begin

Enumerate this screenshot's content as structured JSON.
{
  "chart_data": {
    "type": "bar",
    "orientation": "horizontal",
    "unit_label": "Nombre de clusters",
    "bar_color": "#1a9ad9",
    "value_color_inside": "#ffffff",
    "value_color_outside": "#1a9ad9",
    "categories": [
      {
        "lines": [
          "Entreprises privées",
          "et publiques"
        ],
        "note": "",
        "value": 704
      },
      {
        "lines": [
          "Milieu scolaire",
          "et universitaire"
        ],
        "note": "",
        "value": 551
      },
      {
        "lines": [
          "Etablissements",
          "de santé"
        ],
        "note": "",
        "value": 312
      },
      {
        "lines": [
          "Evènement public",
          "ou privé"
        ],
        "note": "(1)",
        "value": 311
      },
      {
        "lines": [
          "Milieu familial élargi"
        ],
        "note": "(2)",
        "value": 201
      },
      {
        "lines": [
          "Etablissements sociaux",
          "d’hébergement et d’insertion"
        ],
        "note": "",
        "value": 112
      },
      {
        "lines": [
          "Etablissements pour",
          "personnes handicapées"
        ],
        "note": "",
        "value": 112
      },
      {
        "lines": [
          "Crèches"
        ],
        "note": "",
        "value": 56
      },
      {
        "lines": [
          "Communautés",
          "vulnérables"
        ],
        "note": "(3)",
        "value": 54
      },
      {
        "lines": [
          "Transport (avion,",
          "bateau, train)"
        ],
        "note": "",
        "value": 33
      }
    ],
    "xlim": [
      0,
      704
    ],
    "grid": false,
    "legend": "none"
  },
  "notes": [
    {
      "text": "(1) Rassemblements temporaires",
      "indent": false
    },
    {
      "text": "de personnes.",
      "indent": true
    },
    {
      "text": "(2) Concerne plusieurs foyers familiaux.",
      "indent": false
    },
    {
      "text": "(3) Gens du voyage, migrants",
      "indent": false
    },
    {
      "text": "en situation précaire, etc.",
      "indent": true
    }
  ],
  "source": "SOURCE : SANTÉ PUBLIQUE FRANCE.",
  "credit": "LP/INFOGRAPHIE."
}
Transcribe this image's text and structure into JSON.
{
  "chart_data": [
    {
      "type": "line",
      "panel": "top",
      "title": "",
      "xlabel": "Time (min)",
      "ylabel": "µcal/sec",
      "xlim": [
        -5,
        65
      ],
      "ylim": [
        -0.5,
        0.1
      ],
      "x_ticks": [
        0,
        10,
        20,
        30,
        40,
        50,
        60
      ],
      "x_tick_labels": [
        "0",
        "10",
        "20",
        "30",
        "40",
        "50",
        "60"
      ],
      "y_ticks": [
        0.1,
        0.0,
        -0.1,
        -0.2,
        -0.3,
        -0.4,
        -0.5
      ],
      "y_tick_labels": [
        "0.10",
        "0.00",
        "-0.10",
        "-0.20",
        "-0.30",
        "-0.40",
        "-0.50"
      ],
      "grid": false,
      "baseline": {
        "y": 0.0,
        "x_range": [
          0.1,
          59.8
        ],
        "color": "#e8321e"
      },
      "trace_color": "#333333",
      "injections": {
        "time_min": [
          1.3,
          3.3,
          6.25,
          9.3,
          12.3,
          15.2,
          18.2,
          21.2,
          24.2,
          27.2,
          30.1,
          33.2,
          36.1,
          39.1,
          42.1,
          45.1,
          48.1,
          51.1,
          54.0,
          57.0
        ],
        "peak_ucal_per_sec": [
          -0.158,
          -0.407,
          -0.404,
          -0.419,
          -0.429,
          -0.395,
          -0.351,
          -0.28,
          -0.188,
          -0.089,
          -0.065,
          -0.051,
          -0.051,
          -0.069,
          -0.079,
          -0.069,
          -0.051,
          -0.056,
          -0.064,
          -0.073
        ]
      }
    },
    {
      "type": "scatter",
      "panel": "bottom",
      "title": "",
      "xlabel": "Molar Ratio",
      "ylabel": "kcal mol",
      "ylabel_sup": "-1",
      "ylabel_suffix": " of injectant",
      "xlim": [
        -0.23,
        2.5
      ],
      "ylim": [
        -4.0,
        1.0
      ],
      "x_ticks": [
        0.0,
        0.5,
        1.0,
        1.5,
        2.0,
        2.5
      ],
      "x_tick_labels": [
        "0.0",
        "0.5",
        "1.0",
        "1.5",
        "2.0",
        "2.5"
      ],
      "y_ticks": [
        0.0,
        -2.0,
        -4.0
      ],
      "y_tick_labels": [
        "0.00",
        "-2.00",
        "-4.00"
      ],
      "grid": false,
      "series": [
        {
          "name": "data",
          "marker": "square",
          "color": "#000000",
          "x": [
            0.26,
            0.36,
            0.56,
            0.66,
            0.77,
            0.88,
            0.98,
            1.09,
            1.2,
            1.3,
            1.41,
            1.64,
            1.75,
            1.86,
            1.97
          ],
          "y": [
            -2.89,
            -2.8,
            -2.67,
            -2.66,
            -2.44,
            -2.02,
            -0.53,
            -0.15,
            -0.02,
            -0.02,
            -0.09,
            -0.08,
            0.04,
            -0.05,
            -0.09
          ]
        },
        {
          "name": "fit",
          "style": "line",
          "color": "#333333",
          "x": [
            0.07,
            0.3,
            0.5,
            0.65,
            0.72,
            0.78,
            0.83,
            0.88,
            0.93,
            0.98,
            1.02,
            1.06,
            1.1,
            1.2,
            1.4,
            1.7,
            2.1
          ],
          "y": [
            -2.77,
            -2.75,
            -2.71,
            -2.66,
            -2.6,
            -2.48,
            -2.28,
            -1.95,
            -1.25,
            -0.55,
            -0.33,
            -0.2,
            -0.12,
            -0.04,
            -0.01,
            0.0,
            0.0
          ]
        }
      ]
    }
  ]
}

end

Each entry above needs to be retyped exactly.

Enumerate this screenshot's content as structured JSON.
{
  "chart_data": {
    "type": "bar",
    "orientation": "horizontal",
    "unit_label": "Nombre de clusters",
    "bar_color": "#1a9ad9",
    "value_color_inside": "#ffffff",
    "value_color_outside": "#1a9ad9",
    "categories": [
      {
        "lines": [
          "Entreprises privées",
          "et publiques"
        ],
        "note": "",
        "value": 704
      },
      {
        "lines": [
          "Milieu scolaire",
          "et universitaire"
        ],
        "note": "",
        "value": 551
      },
      {
        "lines": [
          "Etablissements",
          "de santé"
        ],
        "note": "",
        "value": 312
      },
      {
        "lines": [
          "Evènement public",
          "ou privé"
        ],
        "note": "(1)",
        "value": 311
      },
      {
        "lines": [
          "Milieu familial élargi"
        ],
        "note": "(2)",
        "value": 201
      },
      {
        "lines": [
          "Etablissements sociaux",
          "d’hébergement et d’insertion"
        ],
        "note": "",
        "value": 112
      },
      {
        "lines": [
          "Etablissements pour",
          "personnes handicapées"
        ],
        "note": "",
        "value": 112
      },
      {
        "lines": [
          "Crèches"
        ],
        "note": "",
        "value": 56
      },
      {
        "lines": [
          "Communautés",
          "vulnérables"
        ],
        "note": "(3)",
        "value": 54
      },
      {
        "lines": [
          "Transport (avion,",
          "bateau, train)"
        ],
        "note": "",
        "value": 33
      }
    ],
    "xlim": [
      0,
      704
    ],
    "grid": false,
    "legend": "none"
  },
  "notes": [
    {
      "text": "(1) Rassemblements temporaires",
      "indent": false
    },
    {
      "text": "de personnes.",
      "indent": true
    },
    {
      "text": "(2) Concerne plusieurs foyers familiaux.",
      "indent": false
    },
    {
      "text": "(3) Gens du voyage, migrants",
      "indent": false
    },
    {
      "text": "en situation précaire, etc.",
      "indent": true
    }
  ],
  "source": "SOURCE : SANTÉ PUBLIQUE FRANCE.",
  "credit": "LP/INFOGRAPHIE."
}
Transcribe this image's text and structure into JSON.
{
  "chart_data": [
    {
      "type": "line",
      "panel": "top",
      "title": "",
      "xlabel": "Time (min)",
      "ylabel": "µcal/sec",
      "xlim": [
        -5,
        65
      ],
      "ylim": [
        -0.5,
        0.1
      ],
      "x_ticks": [
        0,
        10,
        20,
        30,
        40,
        50,
        60
      ],
      "x_tick_labels": [
        "0",
        "10",
        "20",
        "30",
        "40",
        "50",
        "60"
      ],
      "y_ticks": [
        0.1,
        0.0,
        -0.1,
        -0.2,
        -0.3,
        -0.4,
        -0.5
      ],
      "y_tick_labels": [
        "0.10",
        "0.00",
        "-0.10",
        "-0.20",
        "-0.30",
        "-0.40",
        "-0.50"
      ],
      "grid": false,
      "baseline": {
        "y": 0.0,
        "x_range": [
          0.1,
          59.8
        ],
        "color": "#e8321e"
      },
      "trace_color": "#333333",
      "injections": {
        "time_min": [
          1.3,
          3.3,
          6.25,
          9.3,
          12.3,
          15.2,
          18.2,
          21.2,
          24.2,
          27.2,
          30.1,
          33.2,
          36.1,
          39.1,
          42.1,
          45.1,
          48.1,
          51.1,
          54.0,
          57.0
        ],
        "peak_ucal_per_sec": [
          -0.158,
          -0.407,
          -0.404,
          -0.419,
          -0.429,
          -0.395,
          -0.351,
          -0.28,
          -0.188,
          -0.089,
          -0.065,
          -0.051,
          -0.051,
          -0.069,
          -0.079,
          -0.069,
          -0.051,
          -0.056,
          -0.064,
          -0.073
        ]
      }
    },
    {
      "type": "scatter",
      "panel": "bottom",
      "title": "",
      "xlabel": "Molar Ratio",
      "ylabel": "kcal mol",
      "ylabel_sup": "-1",
      "ylabel_suffix": " of injectant",
      "xlim": [
        -0.23,
        2.5
      ],
      "ylim": [
        -4.0,
        1.0
      ],
      "x_ticks": [
        0.0,
        0.5,
        1.0,
        1.5,
        2.0,
        2.5
      ],
      "x_tick_labels": [
        "0.0",
        "0.5",
        "1.0",
        "1.5",
        "2.0",
        "2.5"
      ],
      "y_ticks": [
        0.0,
        -2.0,
        -4.0
      ],
      "y_tick_labels": [
        "0.00",
        "-2.00",
        "-4.00"
      ],
      "grid": false,
      "series": [
        {
          "name": "data",
          "marker": "square",
          "color": "#000000",
          "x": [
            0.26,
            0.36,
            0.56,
            0.66,
            0.77,
            0.88,
            0.98,
            1.09,
            1.2,
            1.3,
            1.41,
            1.64,
            1.75,
            1.86,
            1.97
          ],
          "y": [
            -2.89,
            -2.8,
            -2.67,
            -2.66,
            -2.44,
            -2.02,
            -0.53,
            -0.15,
            -0.02,
            -0.02,
            -0.09,
            -0.08,
            0.04,
            -0.05,
            -0.09
          ]
        },
        {
          "name": "fit",
          "style": "line",
          "color": "#333333",
          "x": [
            0.07,
            0.3,
            0.5,
            0.65,
            0.72,
            0.78,
            0.83,
            0.88,
            0.93,
            0.98,
            1.02,
            1.06,
            1.1,
            1.2,
            1.4,
            1.7,
            2.1
          ],
          "y": [
            -2.77,
            -2.75,
            -2.71,
            -2.66,
            -2.6,
            -2.48,
            -2.28,
            -1.95,
            -1.25,
            -0.55,
            -0.33,
            -0.2,
            -0.12,
            -0.04,
            -0.01,
            0.0,
            0.0
          ]
        }
      ]
    }
  ]
}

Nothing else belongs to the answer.